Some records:

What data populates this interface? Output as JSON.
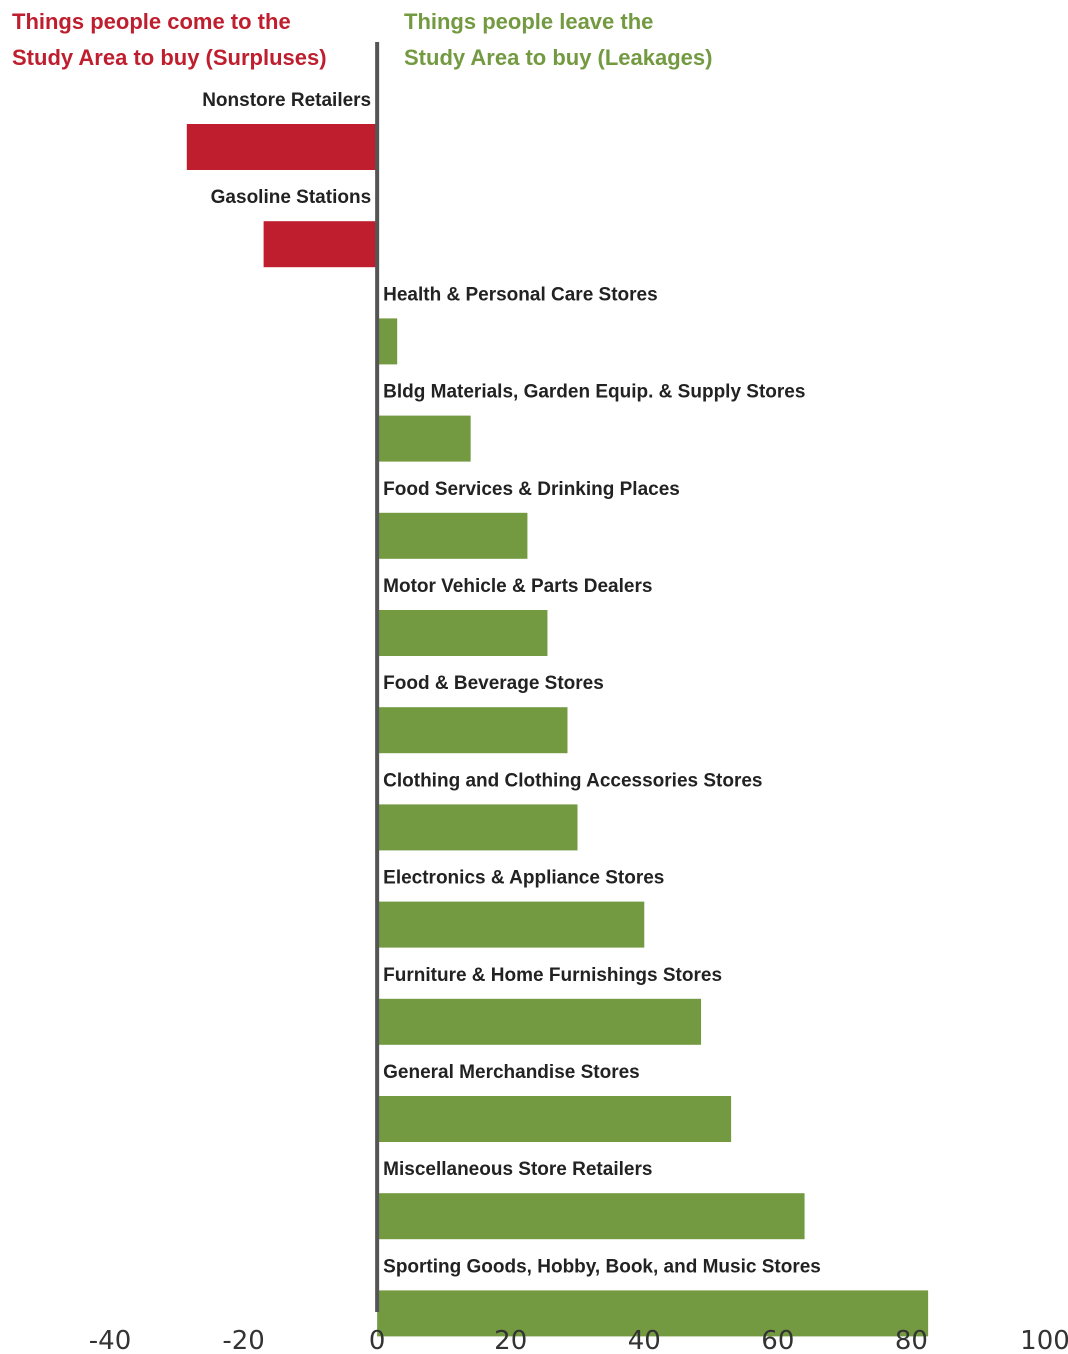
{
  "headers": {
    "left": {
      "line1": "Things people come to the",
      "line2": "Study Area to buy (Surpluses)"
    },
    "right": {
      "line1": "Things people leave the",
      "line2": "Study Area to buy (Leakages)"
    }
  },
  "colors": {
    "surplus": "#be1e2d",
    "leakage": "#739a41",
    "axis": "#555555"
  },
  "chart_data": {
    "type": "bar",
    "orientation": "horizontal",
    "categories": [
      "Nonstore Retailers",
      "Gasoline Stations",
      "Health & Personal Care Stores",
      "Bldg Materials, Garden Equip. & Supply Stores",
      "Food Services & Drinking Places",
      "Motor Vehicle & Parts Dealers",
      "Food & Beverage Stores",
      "Clothing and Clothing Accessories Stores",
      "Electronics & Appliance Stores",
      "Furniture & Home Furnishings Stores",
      "General Merchandise Stores",
      "Miscellaneous Store Retailers",
      "Sporting Goods, Hobby, Book, and Music Stores"
    ],
    "values": [
      -28.5,
      -17,
      3,
      14,
      22.5,
      25.5,
      28.5,
      30,
      40,
      48.5,
      53,
      64,
      82.5
    ],
    "xlim": [
      -40,
      100
    ],
    "xticks": [
      "-40",
      "-20",
      "0",
      "20",
      "40",
      "60",
      "80",
      "100"
    ],
    "grid": false,
    "legend": "none"
  }
}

Work to complete: Return every line containing "Area".

Exercise solution:
      "line2": "Study Area to buy (Surpluses)"
      "line2": "Study Area to buy (Leakages)"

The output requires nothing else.